(指示)
(1) ページ本文のうち「老人ホームで老人たちは頭を刈」から始まり「える必要性を感じ、制作した。」で終わる箇所を、「老人ホーム」を「介護施設」に差し替えて更新した形で書き出してください。
(2) 次の(a)〜(c)がページ本文の内容と一致するかどうかを、それぞれ「はい」か「いいえ」で答え、判断の根拠となる本文の語句をそのまま引用してください。(a) チョン・ジンギュ監督は通訳を介してトークを行った。(b) チョン・ジンギュ監督は2018年に東京藝術大学大学院に入学した。(c) トークの聞き手は『山火事』の監督である。

(ページ本文)
____________
お知らせ

news


花コリ2023大阪会場「喪失の家」チョン・ジンギュ監督トーク録

韓国と日本でアニメーションを学んできたチョン・ジンギュ監督。ソウル・インディ・アニフェスト2022にて一般部門優秀賞・観客賞をダブル受賞した『喪失の家』について、また、両国のアニメーション教育の違いについて伺いました。東京藝術大学に留学経験のあるチョン監督には通訳なしで、日本語でトークをしていただきました。

日時 5月13日(土)14:35~韓国短編プログラム2上映終了後、約40分
場所 中崎町・PLANET+1
ゲスト チョン・ジンギュ(『喪失の家』監督)
聞き手 小川 泉(『山火事』監督)

ゲスト紹介

チョン・ジンギュ(『喪失の家』監督)
韓国ソウル出身。2008年韓国芸術総合学校卒業。15-17年Shelter、19年Workroom Yahaにて2Dアニメーター。18年東京藝術大学大学院映像研究科アニメーション専攻入学、22年修了。

『喪失の家/상실의 집/The House of Loss』
2022 / 09:47 / 2D / 韓国、日本 / チョン・ジンギュ 전진규

老人ホームで老人たちは頭を刈られる。そこで働く主人公は老人たちを観察するが、彼らの表情は読み取れない。しかし、ある瞬間から、彼らの顔を眺めるようになる。

Director’s note
経験に基づいた物語。朝鮮戦争を経験した高齢者を若い世代は理解できず、高齢者も若い世代の喪失を理解できないが、ある瞬間、主人公は過去の世代について考えるようになる。僕は、時代の断絶が、韓国が抱えるさまざまな問題を作った大きな原因だと思っており、最近のように寛容さを失う時代に、他人のことを真剣に考える必要性を感じ、制作した。 

一般部門優秀賞、観客賞
映画祭監督メッセージ
※花コリ2016『Material Girl』、花コリ2020『死の商人』
____________
(領域とラベルの一覧)

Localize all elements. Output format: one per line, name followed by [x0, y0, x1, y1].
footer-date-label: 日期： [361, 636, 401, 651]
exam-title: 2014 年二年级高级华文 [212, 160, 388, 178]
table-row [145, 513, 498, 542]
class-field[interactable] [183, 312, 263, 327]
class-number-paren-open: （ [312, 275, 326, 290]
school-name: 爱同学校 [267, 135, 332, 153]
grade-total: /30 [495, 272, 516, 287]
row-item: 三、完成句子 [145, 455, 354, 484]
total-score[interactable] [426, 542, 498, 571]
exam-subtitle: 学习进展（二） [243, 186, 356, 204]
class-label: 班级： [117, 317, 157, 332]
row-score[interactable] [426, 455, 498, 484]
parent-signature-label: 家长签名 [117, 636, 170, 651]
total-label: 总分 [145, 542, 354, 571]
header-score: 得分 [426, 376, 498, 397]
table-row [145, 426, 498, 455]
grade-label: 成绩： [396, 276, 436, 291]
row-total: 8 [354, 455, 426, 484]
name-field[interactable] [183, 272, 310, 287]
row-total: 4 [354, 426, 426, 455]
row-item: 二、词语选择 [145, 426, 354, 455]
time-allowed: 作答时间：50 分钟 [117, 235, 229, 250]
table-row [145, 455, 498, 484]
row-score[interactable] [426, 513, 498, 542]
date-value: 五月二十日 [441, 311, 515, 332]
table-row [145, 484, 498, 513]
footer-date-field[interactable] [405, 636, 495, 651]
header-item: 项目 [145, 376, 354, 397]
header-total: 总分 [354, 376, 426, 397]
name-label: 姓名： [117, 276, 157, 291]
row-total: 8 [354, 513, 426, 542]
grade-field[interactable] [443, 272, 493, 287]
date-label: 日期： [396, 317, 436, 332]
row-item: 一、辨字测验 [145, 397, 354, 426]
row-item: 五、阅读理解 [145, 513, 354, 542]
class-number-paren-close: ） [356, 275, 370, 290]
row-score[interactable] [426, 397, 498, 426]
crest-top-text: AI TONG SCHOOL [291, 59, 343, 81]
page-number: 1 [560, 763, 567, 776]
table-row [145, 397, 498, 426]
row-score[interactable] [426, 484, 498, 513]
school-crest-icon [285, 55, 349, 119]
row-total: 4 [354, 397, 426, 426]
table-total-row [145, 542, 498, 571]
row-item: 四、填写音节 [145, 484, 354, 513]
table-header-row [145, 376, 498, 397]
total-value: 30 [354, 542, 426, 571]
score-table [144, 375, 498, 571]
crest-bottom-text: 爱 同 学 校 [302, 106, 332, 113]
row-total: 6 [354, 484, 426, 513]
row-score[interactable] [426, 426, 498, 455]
____________
(解答全文)
(1)
介護施設で老人たちは頭を刈られる。そこで働く主人公は老人たちを観察するが、彼らの表情は読み取れない。しかし、ある瞬間から、彼らの顔を眺めるようになる。

Director’s note
経験に基づいた物語。朝鮮戦争を経験した高齢者を若い世代は理解できず、高齢者も若い世代の喪失を理解できないが、ある瞬間、主人公は過去の世代について考えるようになる。僕は、時代の断絶が、韓国が抱えるさまざまな問題を作った大きな原因だと思っており、最近のように寛容さを失う時代に、他人のことを真剣に考える必要性を感じ、制作した。

(2)
(a) いいえ。「通訳なしで、日本語でトークをしていただきました」
(b) はい。「18年東京藝術大学大学院映像研究科アニメーション専攻入学」
(c) はい。「聞き手 小川 泉(『山火事』監督)」